# Short exercise:
Copy out each line of the listing that has the word "Referencia" in it.
####
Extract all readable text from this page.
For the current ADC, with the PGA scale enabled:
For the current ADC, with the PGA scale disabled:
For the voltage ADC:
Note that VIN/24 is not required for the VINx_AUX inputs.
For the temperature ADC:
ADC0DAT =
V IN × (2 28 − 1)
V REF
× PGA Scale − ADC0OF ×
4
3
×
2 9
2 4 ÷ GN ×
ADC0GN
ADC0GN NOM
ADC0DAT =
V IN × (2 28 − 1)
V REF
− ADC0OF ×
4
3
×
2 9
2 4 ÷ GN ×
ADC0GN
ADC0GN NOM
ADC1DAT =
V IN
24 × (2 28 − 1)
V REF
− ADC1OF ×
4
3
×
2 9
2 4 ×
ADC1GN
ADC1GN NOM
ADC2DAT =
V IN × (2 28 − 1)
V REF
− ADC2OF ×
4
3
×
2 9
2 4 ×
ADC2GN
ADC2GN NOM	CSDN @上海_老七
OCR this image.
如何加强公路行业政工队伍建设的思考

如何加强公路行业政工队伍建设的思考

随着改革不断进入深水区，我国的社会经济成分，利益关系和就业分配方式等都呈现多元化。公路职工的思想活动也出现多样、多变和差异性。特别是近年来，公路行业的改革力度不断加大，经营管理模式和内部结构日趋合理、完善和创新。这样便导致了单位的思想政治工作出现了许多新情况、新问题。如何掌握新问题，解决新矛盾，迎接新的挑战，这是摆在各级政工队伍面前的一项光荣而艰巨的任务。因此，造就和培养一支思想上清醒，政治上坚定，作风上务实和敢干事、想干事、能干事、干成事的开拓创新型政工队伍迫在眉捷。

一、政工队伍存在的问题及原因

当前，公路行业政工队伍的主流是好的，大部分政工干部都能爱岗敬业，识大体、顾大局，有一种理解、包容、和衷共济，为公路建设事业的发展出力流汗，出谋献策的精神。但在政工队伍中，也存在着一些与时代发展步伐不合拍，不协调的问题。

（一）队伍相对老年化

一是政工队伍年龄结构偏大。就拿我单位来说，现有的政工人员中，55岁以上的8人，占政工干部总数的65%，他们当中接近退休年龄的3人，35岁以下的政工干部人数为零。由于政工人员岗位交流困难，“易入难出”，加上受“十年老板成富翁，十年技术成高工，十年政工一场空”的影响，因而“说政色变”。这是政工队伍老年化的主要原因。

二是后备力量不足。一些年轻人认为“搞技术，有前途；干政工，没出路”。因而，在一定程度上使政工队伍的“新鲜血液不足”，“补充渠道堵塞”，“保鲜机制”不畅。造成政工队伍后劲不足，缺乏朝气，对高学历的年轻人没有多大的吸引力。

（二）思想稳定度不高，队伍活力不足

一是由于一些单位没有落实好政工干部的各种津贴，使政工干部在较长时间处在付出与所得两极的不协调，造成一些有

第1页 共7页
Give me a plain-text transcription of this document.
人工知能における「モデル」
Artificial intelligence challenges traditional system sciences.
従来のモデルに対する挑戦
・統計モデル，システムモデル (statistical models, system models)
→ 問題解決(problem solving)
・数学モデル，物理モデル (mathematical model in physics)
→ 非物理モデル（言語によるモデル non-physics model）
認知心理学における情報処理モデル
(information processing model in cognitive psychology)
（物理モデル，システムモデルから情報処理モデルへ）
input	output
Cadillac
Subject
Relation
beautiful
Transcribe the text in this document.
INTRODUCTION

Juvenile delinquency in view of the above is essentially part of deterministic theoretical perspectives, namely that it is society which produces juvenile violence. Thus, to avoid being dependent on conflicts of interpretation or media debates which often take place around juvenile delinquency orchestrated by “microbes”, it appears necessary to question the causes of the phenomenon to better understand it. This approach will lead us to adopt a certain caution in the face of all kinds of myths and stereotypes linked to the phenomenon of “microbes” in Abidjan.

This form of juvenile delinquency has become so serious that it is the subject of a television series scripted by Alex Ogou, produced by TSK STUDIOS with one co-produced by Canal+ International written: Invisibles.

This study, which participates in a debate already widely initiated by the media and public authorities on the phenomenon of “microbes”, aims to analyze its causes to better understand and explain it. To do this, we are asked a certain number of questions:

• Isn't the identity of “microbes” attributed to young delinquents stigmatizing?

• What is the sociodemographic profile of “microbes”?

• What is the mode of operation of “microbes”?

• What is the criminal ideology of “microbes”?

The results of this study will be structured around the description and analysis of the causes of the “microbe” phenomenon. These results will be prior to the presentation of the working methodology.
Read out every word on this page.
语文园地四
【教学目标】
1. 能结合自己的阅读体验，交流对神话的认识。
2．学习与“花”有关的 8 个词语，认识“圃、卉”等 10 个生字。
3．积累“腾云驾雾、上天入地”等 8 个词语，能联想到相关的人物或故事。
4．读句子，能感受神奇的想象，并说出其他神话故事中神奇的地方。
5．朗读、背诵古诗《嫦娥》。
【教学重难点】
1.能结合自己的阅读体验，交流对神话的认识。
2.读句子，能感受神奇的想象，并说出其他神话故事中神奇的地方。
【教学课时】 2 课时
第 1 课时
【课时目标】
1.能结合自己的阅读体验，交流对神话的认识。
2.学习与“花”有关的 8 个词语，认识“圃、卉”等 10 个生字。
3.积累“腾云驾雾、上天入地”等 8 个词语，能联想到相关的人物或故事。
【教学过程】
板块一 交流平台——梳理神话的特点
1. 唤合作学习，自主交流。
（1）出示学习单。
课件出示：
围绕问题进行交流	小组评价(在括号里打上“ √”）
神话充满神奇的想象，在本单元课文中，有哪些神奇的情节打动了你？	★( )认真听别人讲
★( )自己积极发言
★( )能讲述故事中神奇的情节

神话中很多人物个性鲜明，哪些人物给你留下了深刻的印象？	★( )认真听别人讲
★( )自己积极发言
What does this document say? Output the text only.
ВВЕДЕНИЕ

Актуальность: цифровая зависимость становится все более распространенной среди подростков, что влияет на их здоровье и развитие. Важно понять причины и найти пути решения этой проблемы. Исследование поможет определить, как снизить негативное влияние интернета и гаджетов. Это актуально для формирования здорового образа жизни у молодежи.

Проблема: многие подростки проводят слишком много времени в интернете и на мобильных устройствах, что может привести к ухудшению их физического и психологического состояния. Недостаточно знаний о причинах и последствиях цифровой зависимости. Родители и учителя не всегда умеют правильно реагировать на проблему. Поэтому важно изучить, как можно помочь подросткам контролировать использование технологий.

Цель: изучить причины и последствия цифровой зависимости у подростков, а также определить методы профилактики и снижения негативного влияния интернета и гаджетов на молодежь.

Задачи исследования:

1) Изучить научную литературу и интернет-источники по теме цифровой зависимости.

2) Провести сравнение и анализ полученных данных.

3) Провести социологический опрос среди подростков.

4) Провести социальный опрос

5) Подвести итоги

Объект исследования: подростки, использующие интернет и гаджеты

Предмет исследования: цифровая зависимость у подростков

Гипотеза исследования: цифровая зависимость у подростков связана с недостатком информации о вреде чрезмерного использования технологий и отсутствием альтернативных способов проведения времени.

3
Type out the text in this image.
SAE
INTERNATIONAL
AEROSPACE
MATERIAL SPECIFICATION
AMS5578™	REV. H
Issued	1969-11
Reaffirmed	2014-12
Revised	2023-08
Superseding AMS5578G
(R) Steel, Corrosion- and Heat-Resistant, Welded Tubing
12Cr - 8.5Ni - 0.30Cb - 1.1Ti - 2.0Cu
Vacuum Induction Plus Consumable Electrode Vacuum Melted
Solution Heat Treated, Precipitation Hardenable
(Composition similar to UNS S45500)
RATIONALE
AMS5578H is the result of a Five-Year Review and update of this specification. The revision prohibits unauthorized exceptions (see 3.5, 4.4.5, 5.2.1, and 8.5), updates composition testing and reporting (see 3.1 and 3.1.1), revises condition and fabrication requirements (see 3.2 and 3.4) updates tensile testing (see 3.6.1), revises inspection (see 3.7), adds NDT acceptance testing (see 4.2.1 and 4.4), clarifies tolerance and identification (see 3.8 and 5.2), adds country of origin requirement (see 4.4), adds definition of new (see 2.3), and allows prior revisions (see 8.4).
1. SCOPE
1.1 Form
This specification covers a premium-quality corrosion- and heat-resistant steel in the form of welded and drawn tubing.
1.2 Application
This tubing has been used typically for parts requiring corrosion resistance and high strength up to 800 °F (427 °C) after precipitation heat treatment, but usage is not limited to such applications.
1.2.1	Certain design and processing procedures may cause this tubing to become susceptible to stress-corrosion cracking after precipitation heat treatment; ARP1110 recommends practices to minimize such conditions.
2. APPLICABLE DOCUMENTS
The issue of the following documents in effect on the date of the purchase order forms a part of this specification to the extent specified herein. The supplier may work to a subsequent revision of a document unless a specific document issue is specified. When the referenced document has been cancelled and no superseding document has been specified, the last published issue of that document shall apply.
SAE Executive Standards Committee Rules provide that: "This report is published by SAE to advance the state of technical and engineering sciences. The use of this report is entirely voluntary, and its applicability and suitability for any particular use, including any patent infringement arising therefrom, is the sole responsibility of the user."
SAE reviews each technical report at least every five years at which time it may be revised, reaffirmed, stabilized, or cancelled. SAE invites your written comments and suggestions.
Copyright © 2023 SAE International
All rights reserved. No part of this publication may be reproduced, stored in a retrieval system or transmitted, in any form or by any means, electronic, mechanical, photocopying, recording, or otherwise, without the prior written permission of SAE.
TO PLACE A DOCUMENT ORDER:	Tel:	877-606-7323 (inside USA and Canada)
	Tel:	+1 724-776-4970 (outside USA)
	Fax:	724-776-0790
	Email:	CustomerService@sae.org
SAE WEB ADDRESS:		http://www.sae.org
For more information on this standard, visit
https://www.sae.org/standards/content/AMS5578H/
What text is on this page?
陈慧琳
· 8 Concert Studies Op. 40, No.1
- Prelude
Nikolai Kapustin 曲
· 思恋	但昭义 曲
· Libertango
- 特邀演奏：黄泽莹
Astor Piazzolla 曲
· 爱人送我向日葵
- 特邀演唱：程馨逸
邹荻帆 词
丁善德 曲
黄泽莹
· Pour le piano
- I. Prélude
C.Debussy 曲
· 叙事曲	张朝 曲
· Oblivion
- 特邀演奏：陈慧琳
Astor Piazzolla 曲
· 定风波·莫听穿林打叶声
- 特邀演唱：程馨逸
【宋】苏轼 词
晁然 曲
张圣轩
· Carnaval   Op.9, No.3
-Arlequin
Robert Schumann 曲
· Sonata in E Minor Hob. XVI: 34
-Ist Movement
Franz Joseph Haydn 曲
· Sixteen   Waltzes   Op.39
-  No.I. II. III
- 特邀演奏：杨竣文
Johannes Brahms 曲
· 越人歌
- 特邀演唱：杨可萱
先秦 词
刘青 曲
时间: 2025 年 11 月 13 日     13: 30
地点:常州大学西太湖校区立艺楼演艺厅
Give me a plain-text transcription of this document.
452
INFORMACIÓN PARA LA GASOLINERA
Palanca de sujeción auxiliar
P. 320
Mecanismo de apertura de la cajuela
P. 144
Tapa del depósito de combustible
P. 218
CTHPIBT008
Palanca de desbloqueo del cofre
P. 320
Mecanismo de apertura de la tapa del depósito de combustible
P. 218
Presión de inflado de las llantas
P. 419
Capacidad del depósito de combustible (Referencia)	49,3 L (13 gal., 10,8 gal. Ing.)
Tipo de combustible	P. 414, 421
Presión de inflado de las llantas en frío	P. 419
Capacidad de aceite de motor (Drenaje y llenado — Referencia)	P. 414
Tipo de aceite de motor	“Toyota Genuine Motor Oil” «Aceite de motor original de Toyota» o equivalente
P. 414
####
# The completed task:
Capacidad del depósito de combustible (Referencia)	49,3 L (13 gal., 10,8 gal. Ing.)
Capacidad de aceite de motor (Drenaje y llenado — Referencia)	P. 414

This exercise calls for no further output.